What is asked: Pick up the commentary on oversold stock readings right after its last sentence and keep writing it.

Provided text:
▽

In the past 15 years, the only other times when stocks were this oversold: July 2002, October/November 2008, and August 2011. The short-term results following these data points are mixed, with bounces over next 5-10 days, but lower levels on average looking ahead 3 months. One year later, though, the S&P 500 was positive 100% of the time with an average return of 23%.

2) In October/November 2008, there were a large number of extreme oversold readings. The S&P 500 would bounce roughly 24% and 27% after two of these readings, only to give back all of these gains. The ultimate low did not occur until March 2009.

3) In August 2011, there were a few extreme oversold readings. The S&P 500 would rally almost 12% after one of these before giving it right back. The ultimate low was reached in October 2011.

 

What will happen this time around?

The 5-10 day bounce is off to a good start, with the S&P 500 rallying 116 points on Wednesday, its largest point gain in history. The 4.96% advance was its largest percentage gain since March 23, 2009.

△

Data extract:

▽

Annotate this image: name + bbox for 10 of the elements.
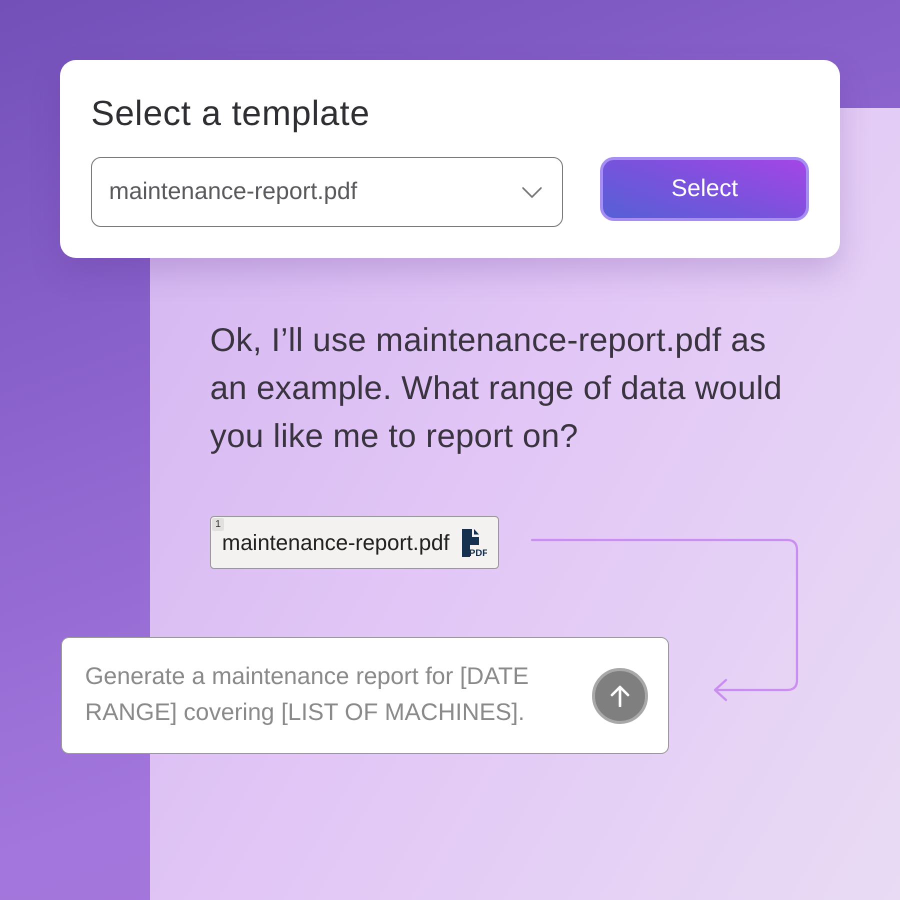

△

Result of this exercise:
If we follow the 2002, 2008, and 2011 examples, an oversold bounce could very well continue in the coming weeks. But any such bounce is unlikely to be a straight up move to new highs. There are likely many sellers waiting up above, hoping for the chance to get back to even. This will create resistance, with wild swings back and forth likely. If there's one truism in markets, it's that volatility begets volatility.

For long-term investors, extreme oversold conditions are unquestionably a welcome sign. Stocks are on sale, valuations are cheaper, and prospective long-term returns have improved. For traders, the outlook is much less certain. While a near-term bounce is likely, it may not hold if history is a guide. At the very least, we should expect the next few months to be a choppy ride. Buckle up.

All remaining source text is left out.